*TASK PROMPT*
Give the listing again exactly, omitting its images.

*AVAILABLE DATA*

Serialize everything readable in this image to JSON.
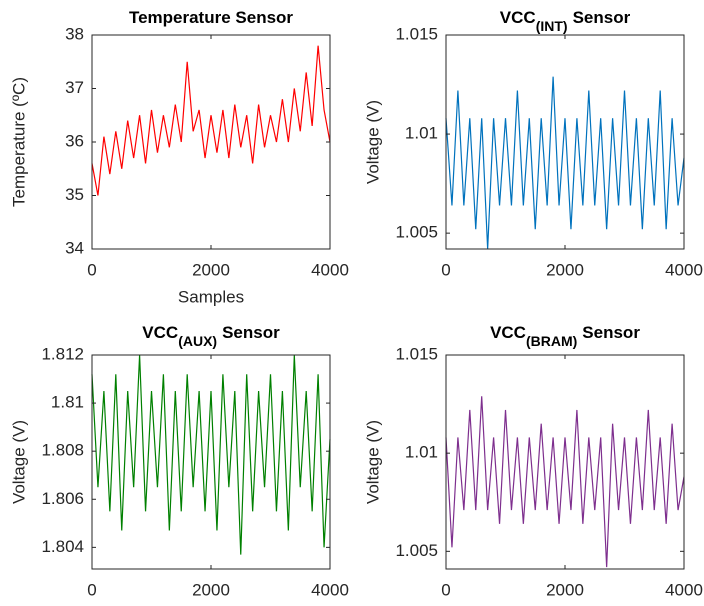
{
  "chart_data": [
    {
      "type": "line",
      "title": "Temperature Sensor",
      "xlabel": "Samples",
      "ylabel": "Temperature (ºC)",
      "xlim": [
        0,
        4000
      ],
      "xticks": [
        0,
        2000,
        4000
      ],
      "ylim": [
        34,
        38
      ],
      "yticks": [
        34,
        35,
        36,
        37,
        38
      ],
      "x": [
        0,
        100,
        200,
        300,
        400,
        500,
        600,
        700,
        800,
        900,
        1000,
        1100,
        1200,
        1300,
        1400,
        1500,
        1600,
        1700,
        1800,
        1900,
        2000,
        2100,
        2200,
        2300,
        2400,
        2500,
        2600,
        2700,
        2800,
        2900,
        3000,
        3100,
        3200,
        3300,
        3400,
        3500,
        3600,
        3700,
        3800,
        3900,
        4000
      ],
      "series": [
        {
          "color": "#ff0000",
          "values": [
            35.6,
            35.0,
            36.1,
            35.4,
            36.2,
            35.5,
            36.4,
            35.7,
            36.5,
            35.6,
            36.6,
            35.8,
            36.5,
            35.9,
            36.7,
            36.0,
            37.5,
            36.2,
            36.6,
            35.7,
            36.5,
            35.8,
            36.6,
            35.7,
            36.7,
            35.9,
            36.5,
            35.6,
            36.7,
            35.9,
            36.5,
            36.0,
            36.8,
            36.0,
            37.0,
            36.2,
            37.3,
            36.3,
            37.8,
            36.6,
            36.0
          ]
        }
      ]
    },
    {
      "type": "line",
      "title": "VCC",
      "title_subscript": "(INT)",
      "title_suffix": "Sensor",
      "ylabel": "Voltage (V)",
      "xlim": [
        0,
        4000
      ],
      "xticks": [
        0,
        2000,
        4000
      ],
      "ylim": [
        1.0042,
        1.015
      ],
      "yticks": [
        1.005,
        1.01,
        1.015
      ],
      "x": [
        0,
        100,
        200,
        300,
        400,
        500,
        600,
        700,
        800,
        900,
        1000,
        1100,
        1200,
        1300,
        1400,
        1500,
        1600,
        1700,
        1800,
        1900,
        2000,
        2100,
        2200,
        2300,
        2400,
        2500,
        2600,
        2700,
        2800,
        2900,
        3000,
        3100,
        3200,
        3300,
        3400,
        3500,
        3600,
        3700,
        3800,
        3900,
        4000
      ],
      "series": [
        {
          "color": "#0072bd",
          "values": [
            1.0108,
            1.0064,
            1.0122,
            1.0064,
            1.0108,
            1.0052,
            1.0108,
            1.0042,
            1.0108,
            1.0064,
            1.0108,
            1.0064,
            1.0122,
            1.0064,
            1.0108,
            1.0052,
            1.0108,
            1.0064,
            1.0129,
            1.0064,
            1.0108,
            1.0052,
            1.0108,
            1.0064,
            1.0122,
            1.0064,
            1.0108,
            1.0052,
            1.0108,
            1.0064,
            1.0122,
            1.0064,
            1.0108,
            1.0052,
            1.0108,
            1.0064,
            1.0122,
            1.0052,
            1.0108,
            1.0064,
            1.0088
          ]
        }
      ]
    },
    {
      "type": "line",
      "title": "VCC",
      "title_subscript": "(AUX)",
      "title_suffix": "Sensor",
      "ylabel": "Voltage (V)",
      "xlim": [
        0,
        4000
      ],
      "xticks": [
        0,
        2000,
        4000
      ],
      "ylim": [
        1.8031,
        1.812
      ],
      "yticks": [
        1.804,
        1.806,
        1.808,
        1.81,
        1.812
      ],
      "x": [
        0,
        100,
        200,
        300,
        400,
        500,
        600,
        700,
        800,
        900,
        1000,
        1100,
        1200,
        1300,
        1400,
        1500,
        1600,
        1700,
        1800,
        1900,
        2000,
        2100,
        2200,
        2300,
        2400,
        2500,
        2600,
        2700,
        2800,
        2900,
        3000,
        3100,
        3200,
        3300,
        3400,
        3500,
        3600,
        3700,
        3800,
        3900,
        4000
      ],
      "series": [
        {
          "color": "#008000",
          "values": [
            1.8112,
            1.8065,
            1.8105,
            1.8055,
            1.8112,
            1.8047,
            1.8105,
            1.8065,
            1.812,
            1.8055,
            1.8105,
            1.8065,
            1.8112,
            1.8047,
            1.8105,
            1.8055,
            1.8112,
            1.8065,
            1.8105,
            1.8055,
            1.8105,
            1.8047,
            1.8112,
            1.8065,
            1.8105,
            1.8037,
            1.8112,
            1.8055,
            1.8105,
            1.8065,
            1.8112,
            1.8055,
            1.8105,
            1.8047,
            1.812,
            1.8065,
            1.8105,
            1.8055,
            1.8112,
            1.804,
            1.8085
          ]
        }
      ]
    },
    {
      "type": "line",
      "title": "VCC",
      "title_subscript": "(BRAM)",
      "title_suffix": "Sensor",
      "ylabel": "Voltage (V)",
      "xlim": [
        0,
        4000
      ],
      "xticks": [
        0,
        2000,
        4000
      ],
      "ylim": [
        1.0041,
        1.015
      ],
      "yticks": [
        1.005,
        1.01,
        1.015
      ],
      "x": [
        0,
        100,
        200,
        300,
        400,
        500,
        600,
        700,
        800,
        900,
        1000,
        1100,
        1200,
        1300,
        1400,
        1500,
        1600,
        1700,
        1800,
        1900,
        2000,
        2100,
        2200,
        2300,
        2400,
        2500,
        2600,
        2700,
        2800,
        2900,
        3000,
        3100,
        3200,
        3300,
        3400,
        3500,
        3600,
        3700,
        3800,
        3900,
        4000
      ],
      "series": [
        {
          "color": "#7e2f8e",
          "values": [
            1.0108,
            1.0052,
            1.0108,
            1.0071,
            1.0122,
            1.0071,
            1.0129,
            1.0071,
            1.0108,
            1.0064,
            1.0122,
            1.0071,
            1.0108,
            1.0064,
            1.0108,
            1.0071,
            1.0115,
            1.0071,
            1.0108,
            1.0064,
            1.0108,
            1.0071,
            1.0122,
            1.0064,
            1.0108,
            1.0071,
            1.0108,
            1.0042,
            1.0115,
            1.0071,
            1.0108,
            1.0064,
            1.0108,
            1.0071,
            1.0122,
            1.0071,
            1.0108,
            1.0064,
            1.0115,
            1.0071,
            1.0088
          ]
        }
      ]
    }
  ]
}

*RESULT FOR THIS TASK*
Serialize everything readable in this image to JSON.
{
  "chart_data": [
    {
      "type": "line",
      "title": "Temperature Sensor",
      "xlabel": "Samples",
      "ylabel": "Temperature (ºC)",
      "xlim": [
        0,
        4000
      ],
      "xticks": [
        0,
        2000,
        4000
      ],
      "ylim": [
        34,
        38
      ],
      "yticks": [
        34,
        35,
        36,
        37,
        38
      ],
      "x": [
        0,
        100,
        200,
        300,
        400,
        500,
        600,
        700,
        800,
        900,
        1000,
        1100,
        1200,
        1300,
        1400,
        1500,
        1600,
        1700,
        1800,
        1900,
        2000,
        2100,
        2200,
        2300,
        2400,
        2500,
        2600,
        2700,
        2800,
        2900,
        3000,
        3100,
        3200,
        3300,
        3400,
        3500,
        3600,
        3700,
        3800,
        3900,
        4000
      ],
      "series": [
        {
          "color": "#ff0000",
          "values": [
            35.6,
            35.0,
            36.1,
            35.4,
            36.2,
            35.5,
            36.4,
            35.7,
            36.5,
            35.6,
            36.6,
            35.8,
            36.5,
            35.9,
            36.7,
            36.0,
            37.5,
            36.2,
            36.6,
            35.7,
            36.5,
            35.8,
            36.6,
            35.7,
            36.7,
            35.9,
            36.5,
            35.6,
            36.7,
            35.9,
            36.5,
            36.0,
            36.8,
            36.0,
            37.0,
            36.2,
            37.3,
            36.3,
            37.8,
            36.6,
            36.0
          ]
        }
      ]
    },
    {
      "type": "line",
      "title": "VCC",
      "title_subscript": "(INT)",
      "title_suffix": "Sensor",
      "ylabel": "Voltage (V)",
      "xlim": [
        0,
        4000
      ],
      "xticks": [
        0,
        2000,
        4000
      ],
      "ylim": [
        1.0042,
        1.015
      ],
      "yticks": [
        1.005,
        1.01,
        1.015
      ],
      "x": [
        0,
        100,
        200,
        300,
        400,
        500,
        600,
        700,
        800,
        900,
        1000,
        1100,
        1200,
        1300,
        1400,
        1500,
        1600,
        1700,
        1800,
        1900,
        2000,
        2100,
        2200,
        2300,
        2400,
        2500,
        2600,
        2700,
        2800,
        2900,
        3000,
        3100,
        3200,
        3300,
        3400,
        3500,
        3600,
        3700,
        3800,
        3900,
        4000
      ],
      "series": [
        {
          "color": "#0072bd",
          "values": [
            1.0108,
            1.0064,
            1.0122,
            1.0064,
            1.0108,
            1.0052,
            1.0108,
            1.0042,
            1.0108,
            1.0064,
            1.0108,
            1.0064,
            1.0122,
            1.0064,
            1.0108,
            1.0052,
            1.0108,
            1.0064,
            1.0129,
            1.0064,
            1.0108,
            1.0052,
            1.0108,
            1.0064,
            1.0122,
            1.0064,
            1.0108,
            1.0052,
            1.0108,
            1.0064,
            1.0122,
            1.0064,
            1.0108,
            1.0052,
            1.0108,
            1.0064,
            1.0122,
            1.0052,
            1.0108,
            1.0064,
            1.0088
          ]
        }
      ]
    },
    {
      "type": "line",
      "title": "VCC",
      "title_subscript": "(AUX)",
      "title_suffix": "Sensor",
      "ylabel": "Voltage (V)",
      "xlim": [
        0,
        4000
      ],
      "xticks": [
        0,
        2000,
        4000
      ],
      "ylim": [
        1.8031,
        1.812
      ],
      "yticks": [
        1.804,
        1.806,
        1.808,
        1.81,
        1.812
      ],
      "x": [
        0,
        100,
        200,
        300,
        400,
        500,
        600,
        700,
        800,
        900,
        1000,
        1100,
        1200,
        1300,
        1400,
        1500,
        1600,
        1700,
        1800,
        1900,
        2000,
        2100,
        2200,
        2300,
        2400,
        2500,
        2600,
        2700,
        2800,
        2900,
        3000,
        3100,
        3200,
        3300,
        3400,
        3500,
        3600,
        3700,
        3800,
        3900,
        4000
      ],
      "series": [
        {
          "color": "#008000",
          "values": [
            1.8112,
            1.8065,
            1.8105,
            1.8055,
            1.8112,
            1.8047,
            1.8105,
            1.8065,
            1.812,
            1.8055,
            1.8105,
            1.8065,
            1.8112,
            1.8047,
            1.8105,
            1.8055,
            1.8112,
            1.8065,
            1.8105,
            1.8055,
            1.8105,
            1.8047,
            1.8112,
            1.8065,
            1.8105,
            1.8037,
            1.8112,
            1.8055,
            1.8105,
            1.8065,
            1.8112,
            1.8055,
            1.8105,
            1.8047,
            1.812,
            1.8065,
            1.8105,
            1.8055,
            1.8112,
            1.804,
            1.8085
          ]
        }
      ]
    },
    {
      "type": "line",
      "title": "VCC",
      "title_subscript": "(BRAM)",
      "title_suffix": "Sensor",
      "ylabel": "Voltage (V)",
      "xlim": [
        0,
        4000
      ],
      "xticks": [
        0,
        2000,
        4000
      ],
      "ylim": [
        1.0041,
        1.015
      ],
      "yticks": [
        1.005,
        1.01,
        1.015
      ],
      "x": [
        0,
        100,
        200,
        300,
        400,
        500,
        600,
        700,
        800,
        900,
        1000,
        1100,
        1200,
        1300,
        1400,
        1500,
        1600,
        1700,
        1800,
        1900,
        2000,
        2100,
        2200,
        2300,
        2400,
        2500,
        2600,
        2700,
        2800,
        2900,
        3000,
        3100,
        3200,
        3300,
        3400,
        3500,
        3600,
        3700,
        3800,
        3900,
        4000
      ],
      "series": [
        {
          "color": "#7e2f8e",
          "values": [
            1.0108,
            1.0052,
            1.0108,
            1.0071,
            1.0122,
            1.0071,
            1.0129,
            1.0071,
            1.0108,
            1.0064,
            1.0122,
            1.0071,
            1.0108,
            1.0064,
            1.0108,
            1.0071,
            1.0115,
            1.0071,
            1.0108,
            1.0064,
            1.0108,
            1.0071,
            1.0122,
            1.0064,
            1.0108,
            1.0071,
            1.0108,
            1.0042,
            1.0115,
            1.0071,
            1.0108,
            1.0064,
            1.0108,
            1.0071,
            1.0122,
            1.0071,
            1.0108,
            1.0064,
            1.0115,
            1.0071,
            1.0088
          ]
        }
      ]
    }
  ]
}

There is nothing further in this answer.